** begin Material provided **

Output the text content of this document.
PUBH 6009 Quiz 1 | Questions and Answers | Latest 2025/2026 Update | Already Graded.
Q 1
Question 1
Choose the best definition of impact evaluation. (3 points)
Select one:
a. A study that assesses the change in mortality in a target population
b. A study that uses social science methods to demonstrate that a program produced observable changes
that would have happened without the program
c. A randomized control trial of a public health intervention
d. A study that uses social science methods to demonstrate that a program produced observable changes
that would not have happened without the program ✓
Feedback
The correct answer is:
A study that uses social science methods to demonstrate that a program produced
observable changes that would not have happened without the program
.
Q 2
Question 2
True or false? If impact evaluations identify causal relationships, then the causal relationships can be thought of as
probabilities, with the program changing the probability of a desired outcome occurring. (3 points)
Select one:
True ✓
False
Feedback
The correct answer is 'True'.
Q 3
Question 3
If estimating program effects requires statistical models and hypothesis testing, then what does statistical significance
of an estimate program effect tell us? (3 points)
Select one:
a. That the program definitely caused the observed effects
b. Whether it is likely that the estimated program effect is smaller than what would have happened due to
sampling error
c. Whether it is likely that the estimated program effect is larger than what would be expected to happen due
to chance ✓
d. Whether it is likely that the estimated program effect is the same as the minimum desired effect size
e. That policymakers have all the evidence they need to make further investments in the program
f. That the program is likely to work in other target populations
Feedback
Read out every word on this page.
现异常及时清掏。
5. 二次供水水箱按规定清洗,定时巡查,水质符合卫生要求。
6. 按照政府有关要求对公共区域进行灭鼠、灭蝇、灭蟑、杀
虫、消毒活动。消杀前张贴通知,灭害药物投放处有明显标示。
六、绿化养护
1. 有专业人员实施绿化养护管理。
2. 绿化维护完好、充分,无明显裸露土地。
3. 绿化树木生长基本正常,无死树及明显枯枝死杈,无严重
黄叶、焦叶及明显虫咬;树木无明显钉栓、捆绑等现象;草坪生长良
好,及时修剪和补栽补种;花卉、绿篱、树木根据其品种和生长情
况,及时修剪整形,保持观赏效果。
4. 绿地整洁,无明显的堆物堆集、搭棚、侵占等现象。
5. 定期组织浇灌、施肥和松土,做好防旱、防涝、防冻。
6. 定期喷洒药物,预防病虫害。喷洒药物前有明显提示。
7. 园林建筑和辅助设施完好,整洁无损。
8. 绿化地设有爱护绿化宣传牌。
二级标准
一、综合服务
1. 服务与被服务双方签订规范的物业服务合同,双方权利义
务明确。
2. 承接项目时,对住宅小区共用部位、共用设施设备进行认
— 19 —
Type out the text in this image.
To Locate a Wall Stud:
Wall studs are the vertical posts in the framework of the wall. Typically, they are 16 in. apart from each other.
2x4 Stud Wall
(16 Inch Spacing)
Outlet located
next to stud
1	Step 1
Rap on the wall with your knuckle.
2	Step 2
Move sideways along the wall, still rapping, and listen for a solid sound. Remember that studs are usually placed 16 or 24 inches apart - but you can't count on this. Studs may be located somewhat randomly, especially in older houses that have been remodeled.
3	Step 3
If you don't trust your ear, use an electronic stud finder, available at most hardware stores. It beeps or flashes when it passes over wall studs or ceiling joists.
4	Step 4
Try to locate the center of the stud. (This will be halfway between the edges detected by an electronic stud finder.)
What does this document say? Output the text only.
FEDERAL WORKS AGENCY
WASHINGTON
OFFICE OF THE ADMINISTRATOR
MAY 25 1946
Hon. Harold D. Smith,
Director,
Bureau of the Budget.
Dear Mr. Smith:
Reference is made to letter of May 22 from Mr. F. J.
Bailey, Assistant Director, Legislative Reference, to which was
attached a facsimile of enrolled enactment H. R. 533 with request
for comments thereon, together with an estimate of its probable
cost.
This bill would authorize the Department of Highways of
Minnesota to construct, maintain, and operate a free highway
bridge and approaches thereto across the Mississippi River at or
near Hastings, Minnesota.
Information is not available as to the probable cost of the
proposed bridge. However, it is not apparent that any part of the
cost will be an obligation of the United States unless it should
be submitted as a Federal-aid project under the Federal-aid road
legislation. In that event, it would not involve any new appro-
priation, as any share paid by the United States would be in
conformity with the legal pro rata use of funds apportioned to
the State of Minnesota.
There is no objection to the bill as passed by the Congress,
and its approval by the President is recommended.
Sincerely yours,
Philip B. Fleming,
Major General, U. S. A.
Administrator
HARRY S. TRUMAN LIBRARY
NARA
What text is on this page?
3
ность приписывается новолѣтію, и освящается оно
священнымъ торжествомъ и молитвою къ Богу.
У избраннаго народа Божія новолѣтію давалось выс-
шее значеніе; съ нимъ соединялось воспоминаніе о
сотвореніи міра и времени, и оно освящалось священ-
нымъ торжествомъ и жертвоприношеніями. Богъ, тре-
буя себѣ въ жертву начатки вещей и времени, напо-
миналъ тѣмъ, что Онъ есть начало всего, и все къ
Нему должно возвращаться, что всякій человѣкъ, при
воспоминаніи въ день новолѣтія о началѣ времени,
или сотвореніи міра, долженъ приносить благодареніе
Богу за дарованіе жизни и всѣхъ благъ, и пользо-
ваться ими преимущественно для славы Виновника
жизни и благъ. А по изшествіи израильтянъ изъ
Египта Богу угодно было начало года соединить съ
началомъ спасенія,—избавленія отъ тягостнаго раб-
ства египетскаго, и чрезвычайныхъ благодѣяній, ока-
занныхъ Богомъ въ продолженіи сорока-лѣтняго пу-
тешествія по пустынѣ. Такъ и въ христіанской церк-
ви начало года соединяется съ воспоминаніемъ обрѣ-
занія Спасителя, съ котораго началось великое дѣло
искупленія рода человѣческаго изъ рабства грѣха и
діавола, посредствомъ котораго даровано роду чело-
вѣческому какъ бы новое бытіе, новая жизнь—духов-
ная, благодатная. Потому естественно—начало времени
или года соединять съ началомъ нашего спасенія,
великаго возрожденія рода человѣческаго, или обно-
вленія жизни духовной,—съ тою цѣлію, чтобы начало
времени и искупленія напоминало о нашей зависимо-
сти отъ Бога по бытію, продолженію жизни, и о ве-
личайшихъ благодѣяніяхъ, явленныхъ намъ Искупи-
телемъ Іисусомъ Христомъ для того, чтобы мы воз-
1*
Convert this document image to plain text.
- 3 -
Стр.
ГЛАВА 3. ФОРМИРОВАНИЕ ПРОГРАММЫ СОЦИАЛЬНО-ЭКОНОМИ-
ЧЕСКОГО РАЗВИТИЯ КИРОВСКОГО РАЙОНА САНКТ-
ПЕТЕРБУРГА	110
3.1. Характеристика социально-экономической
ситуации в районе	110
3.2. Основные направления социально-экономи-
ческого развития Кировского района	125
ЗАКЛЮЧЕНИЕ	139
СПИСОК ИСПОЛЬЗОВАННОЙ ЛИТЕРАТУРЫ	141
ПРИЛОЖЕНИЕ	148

** end Material provided **

Exercise — Your task is to return the full listing exactly as it was given.

Correct result —
Output the text content of this document.
PUBH 6009 Quiz 1 | Questions and Answers | Latest 2025/2026 Update | Already Graded.
Q 1
Question 1
Choose the best definition of impact evaluation. (3 points)
Select one:
a. A study that assesses the change in mortality in a target population
b. A study that uses social science methods to demonstrate that a program produced observable changes
that would have happened without the program
c. A randomized control trial of a public health intervention
d. A study that uses social science methods to demonstrate that a program produced observable changes
that would not have happened without the program ✓
Feedback
The correct answer is:
A study that uses social science methods to demonstrate that a program produced
observable changes that would not have happened without the program
.
Q 2
Question 2
True or false? If impact evaluations identify causal relationships, then the causal relationships can be thought of as
probabilities, with the program changing the probability of a desired outcome occurring. (3 points)
Select one:
True ✓
False
Feedback
The correct answer is 'True'.
Q 3
Question 3
If estimating program effects requires statistical models and hypothesis testing, then what does statistical significance
of an estimate program effect tell us? (3 points)
Select one:
a. That the program definitely caused the observed effects
b. Whether it is likely that the estimated program effect is smaller than what would have happened due to
sampling error
c. Whether it is likely that the estimated program effect is larger than what would be expected to happen due
to chance ✓
d. Whether it is likely that the estimated program effect is the same as the minimum desired effect size
e. That policymakers have all the evidence they need to make further investments in the program
f. That the program is likely to work in other target populations
Feedback
Read out every word on this page.
现异常及时清掏。
5. 二次供水水箱按规定清洗,定时巡查,水质符合卫生要求。
6. 按照政府有关要求对公共区域进行灭鼠、灭蝇、灭蟑、杀
虫、消毒活动。消杀前张贴通知,灭害药物投放处有明显标示。
六、绿化养护
1. 有专业人员实施绿化养护管理。
2. 绿化维护完好、充分,无明显裸露土地。
3. 绿化树木生长基本正常,无死树及明显枯枝死杈,无严重
黄叶、焦叶及明显虫咬;树木无明显钉栓、捆绑等现象;草坪生长良
好,及时修剪和补栽补种;花卉、绿篱、树木根据其品种和生长情
况,及时修剪整形,保持观赏效果。
4. 绿地整洁,无明显的堆物堆集、搭棚、侵占等现象。
5. 定期组织浇灌、施肥和松土,做好防旱、防涝、防冻。
6. 定期喷洒药物,预防病虫害。喷洒药物前有明显提示。
7. 园林建筑和辅助设施完好,整洁无损。
8. 绿化地设有爱护绿化宣传牌。
二级标准
一、综合服务
1. 服务与被服务双方签订规范的物业服务合同,双方权利义
务明确。
2. 承接项目时,对住宅小区共用部位、共用设施设备进行认
— 19 —
Type out the text in this image.
To Locate a Wall Stud:
Wall studs are the vertical posts in the framework of the wall. Typically, they are 16 in. apart from each other.
2x4 Stud Wall
(16 Inch Spacing)
Outlet located
next to stud
1	Step 1
Rap on the wall with your knuckle.
2	Step 2
Move sideways along the wall, still rapping, and listen for a solid sound. Remember that studs are usually placed 16 or 24 inches apart - but you can't count on this. Studs may be located somewhat randomly, especially in older houses that have been remodeled.
3	Step 3
If you don't trust your ear, use an electronic stud finder, available at most hardware stores. It beeps or flashes when it passes over wall studs or ceiling joists.
4	Step 4
Try to locate the center of the stud. (This will be halfway between the edges detected by an electronic stud finder.)
What does this document say? Output the text only.
FEDERAL WORKS AGENCY
WASHINGTON
OFFICE OF THE ADMINISTRATOR
MAY 25 1946
Hon. Harold D. Smith,
Director,
Bureau of the Budget.
Dear Mr. Smith:
Reference is made to letter of May 22 from Mr. F. J.
Bailey, Assistant Director, Legislative Reference, to which was
attached a facsimile of enrolled enactment H. R. 533 with request
for comments thereon, together with an estimate of its probable
cost.
This bill would authorize the Department of Highways of
Minnesota to construct, maintain, and operate a free highway
bridge and approaches thereto across the Mississippi River at or
near Hastings, Minnesota.
Information is not available as to the probable cost of the
proposed bridge. However, it is not apparent that any part of the
cost will be an obligation of the United States unless it should
be submitted as a Federal-aid project under the Federal-aid road
legislation. In that event, it would not involve any new appro-
priation, as any share paid by the United States would be in
conformity with the legal pro rata use of funds apportioned to
the State of Minnesota.
There is no objection to the bill as passed by the Congress,
and its approval by the President is recommended.
Sincerely yours,
Philip B. Fleming,
Major General, U. S. A.
Administrator
HARRY S. TRUMAN LIBRARY
NARA
What text is on this page?
3
ность приписывается новолѣтію, и освящается оно
священнымъ торжествомъ и молитвою къ Богу.
У избраннаго народа Божія новолѣтію давалось выс-
шее значеніе; съ нимъ соединялось воспоминаніе о
сотвореніи міра и времени, и оно освящалось священ-
нымъ торжествомъ и жертвоприношеніями. Богъ, тре-
буя себѣ въ жертву начатки вещей и времени, напо-
миналъ тѣмъ, что Онъ есть начало всего, и все къ
Нему должно возвращаться, что всякій человѣкъ, при
воспоминаніи въ день новолѣтія о началѣ времени,
или сотвореніи міра, долженъ приносить благодареніе
Богу за дарованіе жизни и всѣхъ благъ, и пользо-
ваться ими преимущественно для славы Виновника
жизни и благъ. А по изшествіи израильтянъ изъ
Египта Богу угодно было начало года соединить съ
началомъ спасенія,—избавленія отъ тягостнаго раб-
ства египетскаго, и чрезвычайныхъ благодѣяній, ока-
занныхъ Богомъ въ продолженіи сорока-лѣтняго пу-
тешествія по пустынѣ. Такъ и въ христіанской церк-
ви начало года соединяется съ воспоминаніемъ обрѣ-
занія Спасителя, съ котораго началось великое дѣло
искупленія рода человѣческаго изъ рабства грѣха и
діавола, посредствомъ котораго даровано роду чело-
вѣческому какъ бы новое бытіе, новая жизнь—духов-
ная, благодатная. Потому естественно—начало времени
или года соединять съ началомъ нашего спасенія,
великаго возрожденія рода человѣческаго, или обно-
вленія жизни духовной,—съ тою цѣлію, чтобы начало
времени и искупленія напоминало о нашей зависимо-
сти отъ Бога по бытію, продолженію жизни, и о ве-
личайшихъ благодѣяніяхъ, явленныхъ намъ Искупи-
телемъ Іисусомъ Христомъ для того, чтобы мы воз-
1*
Convert this document image to plain text.
- 3 -
Стр.
ГЛАВА 3. ФОРМИРОВАНИЕ ПРОГРАММЫ СОЦИАЛЬНО-ЭКОНОМИ-
ЧЕСКОГО РАЗВИТИЯ КИРОВСКОГО РАЙОНА САНКТ-
ПЕТЕРБУРГА	110
3.1. Характеристика социально-экономической
ситуации в районе	110
3.2. Основные направления социально-экономи-
ческого развития Кировского района	125
ЗАКЛЮЧЕНИЕ	139
СПИСОК ИСПОЛЬЗОВАННОЙ ЛИТЕРАТУРЫ	141
ПРИЛОЖЕНИЕ	148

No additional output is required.